**WORK TO COMPLETE**
Collect the lines of the entries where "down" shows up.

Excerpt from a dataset
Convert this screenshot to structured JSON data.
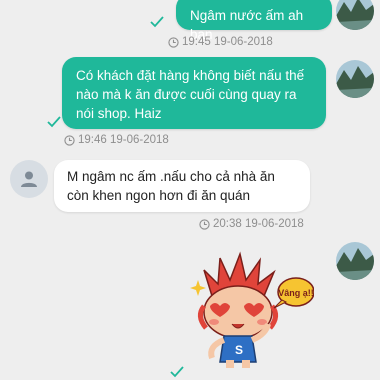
{
  "messages": [
    {
      "direction": "out",
      "text": "Ngâm nước ấm ah bạn",
      "time": "19:45 19-06-2018"
    },
    {
      "direction": "out",
      "text": "Có khách đặt hàng không biết nấu thế nào mà k ăn được cuối cùng quay ra nói shop. Haiz",
      "time": "19:46 19-06-2018"
    },
    {
      "direction": "in",
      "text": "M ngâm nc ấm .nấu cho cả nhà ăn còn khen ngon hơn đi ăn quán",
      "time": "20:38 19-06-2018"
    },
    {
      "direction": "out",
      "type": "sticker",
      "sticker_text": "Vâng ạ!!"
    }
  ],
  "colors": {
    "outgoing_bubble": "#1fb89a",
    "incoming_bubble": "#ffffff",
    "background": "#eeeeee",
    "check": "#1fb89a"
  },
  "icons": {
    "delivered": "check-icon",
    "timestamp": "clock-icon",
    "default_avatar": "person-icon"
  }
}
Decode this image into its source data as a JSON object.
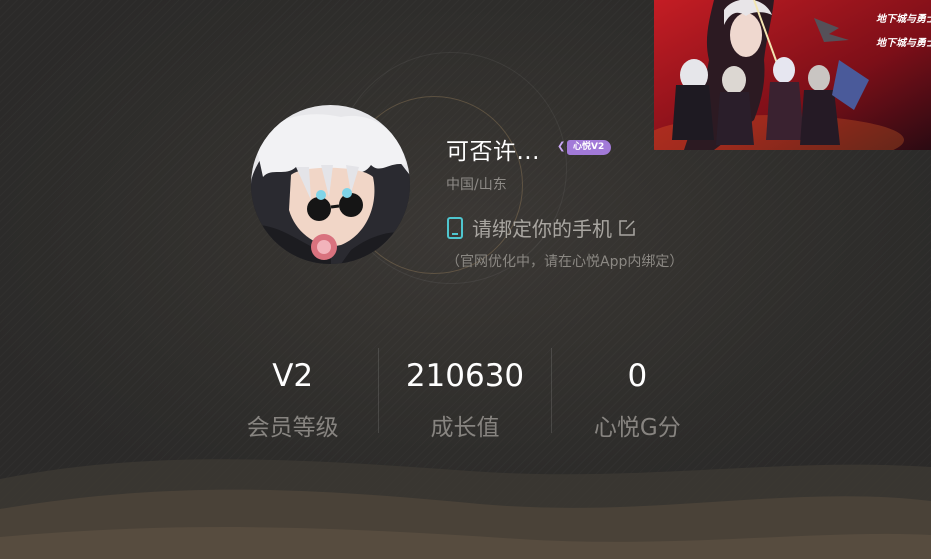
{
  "profile": {
    "username": "可否许...",
    "vip_badge": "心悦V2",
    "location": "中国/山东",
    "bind_phone_text": "请绑定你的手机",
    "bind_hint": "（官网优化中，请在心悦App内绑定）"
  },
  "stats": [
    {
      "value": "V2",
      "label": "会员等级"
    },
    {
      "value": "210630",
      "label": "成长值"
    },
    {
      "value": "0",
      "label": "心悦G分"
    }
  ],
  "banner": {
    "logo_text_1": "地下城与勇士",
    "logo_text_2": "地下城与勇士"
  },
  "colors": {
    "background": "#34322f",
    "accent_gold": "#c4a06e",
    "vip_purple": "#a27ad8",
    "phone_icon": "#4fc6cf"
  },
  "icons": {
    "phone": "phone-icon",
    "edit": "edit-icon"
  }
}
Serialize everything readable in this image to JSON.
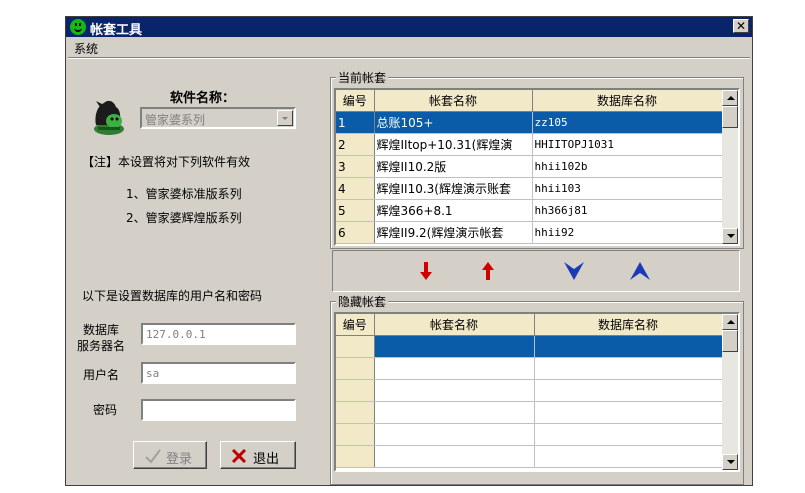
{
  "window": {
    "title": "帐套工具",
    "close_label": "✕"
  },
  "menu": {
    "items": [
      "系统"
    ]
  },
  "left": {
    "software_name_label": "软件名称：",
    "software_combo_value": "管家婆系列",
    "note_line": "【注】本设置将对下列软件有效",
    "note_item_1": "1、管家婆标准版系列",
    "note_item_2": "2、管家婆辉煌版系列",
    "db_settings_intro": "以下是设置数据库的用户名和密码",
    "server_label_1": "数据库",
    "server_label_2": "服务器名",
    "server_value": "127.0.0.1",
    "user_label": "用户名",
    "user_value": "sa",
    "password_label": "密码",
    "password_value": "",
    "login_button": "登录",
    "exit_button": "退出"
  },
  "current_sets": {
    "group_title": "当前帐套",
    "columns": [
      "编号",
      "帐套名称",
      "数据库名称"
    ],
    "rows": [
      {
        "no": "1",
        "name": "总账105+",
        "db": "zz105"
      },
      {
        "no": "2",
        "name": "辉煌IItop+10.31(辉煌演",
        "db": "HHIITOPJ1031"
      },
      {
        "no": "3",
        "name": "辉煌II10.2版",
        "db": "hhii102b"
      },
      {
        "no": "4",
        "name": "辉煌II10.3(辉煌演示账套",
        "db": "hhii103"
      },
      {
        "no": "5",
        "name": "辉煌366+8.1",
        "db": "hh366j81"
      },
      {
        "no": "6",
        "name": "辉煌II9.2(辉煌演示帐套",
        "db": "hhii92"
      }
    ],
    "selected_row": 1
  },
  "hidden_sets": {
    "group_title": "隐藏帐套",
    "columns": [
      "编号",
      "帐套名称",
      "数据库名称"
    ],
    "rows": []
  },
  "arrows": {
    "move_down_icon": "red-down-arrow-icon",
    "move_up_icon": "red-up-arrow-icon",
    "hide_icon": "blue-down-arrowhead-icon",
    "show_icon": "blue-up-arrowhead-icon"
  },
  "colors": {
    "title_bar": "#0a246a",
    "selection": "#0a5ca8",
    "header_bg": "#f2e9c8",
    "face": "#d4d0c8"
  }
}
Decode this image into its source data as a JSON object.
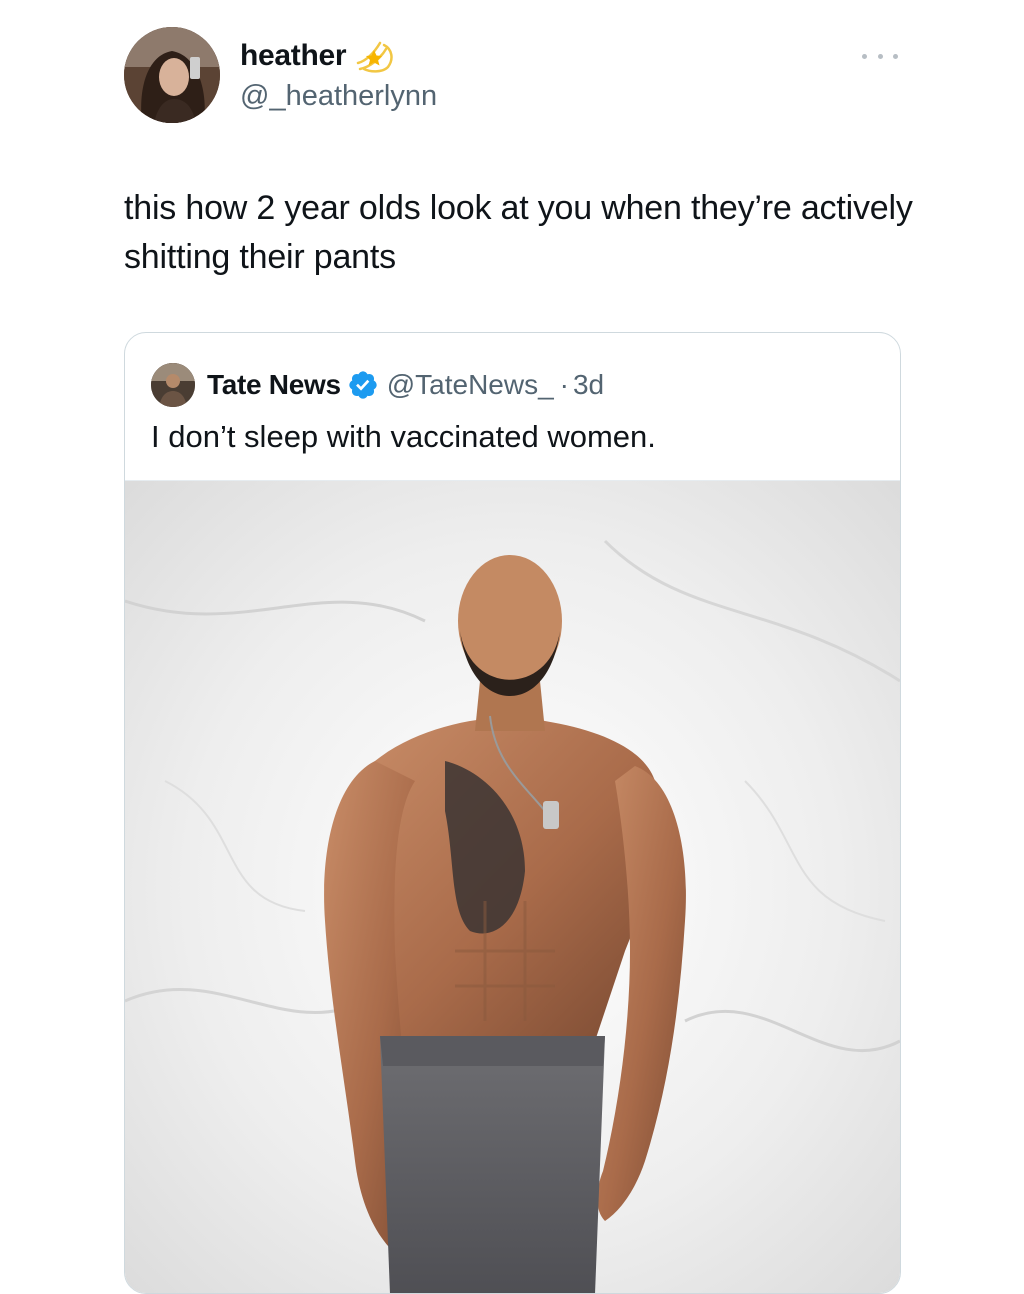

**PROBLEM SOLUTION**
    "move_down_icon": "red-down-arrow-icon",
    "hide_icon": "blue-down-arrowhead-icon",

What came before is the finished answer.